Stored data entries

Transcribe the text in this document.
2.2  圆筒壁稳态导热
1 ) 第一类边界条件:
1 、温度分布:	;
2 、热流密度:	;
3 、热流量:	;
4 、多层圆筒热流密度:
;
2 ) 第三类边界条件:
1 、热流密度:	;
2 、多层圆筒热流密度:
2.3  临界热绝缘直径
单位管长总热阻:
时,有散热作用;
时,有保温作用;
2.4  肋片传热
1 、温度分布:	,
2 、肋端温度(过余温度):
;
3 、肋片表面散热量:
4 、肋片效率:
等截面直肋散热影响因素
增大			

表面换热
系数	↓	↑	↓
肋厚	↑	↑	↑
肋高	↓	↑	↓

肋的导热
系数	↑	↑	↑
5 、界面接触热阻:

## Task brief
Retype the listing above in full, with no alterations.

## Task response
Transcribe the text in this document.
2.2  圆筒壁稳态导热
1 ) 第一类边界条件:
1 、温度分布:	;
2 、热流密度:	;
3 、热流量:	;
4 、多层圆筒热流密度:
;
2 ) 第三类边界条件:
1 、热流密度:	;
2 、多层圆筒热流密度:
2.3  临界热绝缘直径
单位管长总热阻:
时,有散热作用;
时,有保温作用;
2.4  肋片传热
1 、温度分布:	,
2 、肋端温度(过余温度):
;
3 、肋片表面散热量:
4 、肋片效率:
等截面直肋散热影响因素
增大			

表面换热
系数	↓	↑	↓
肋厚	↑	↑	↑
肋高	↓	↑	↓

肋的导热
系数	↑	↑	↑
5 、界面接触热阻:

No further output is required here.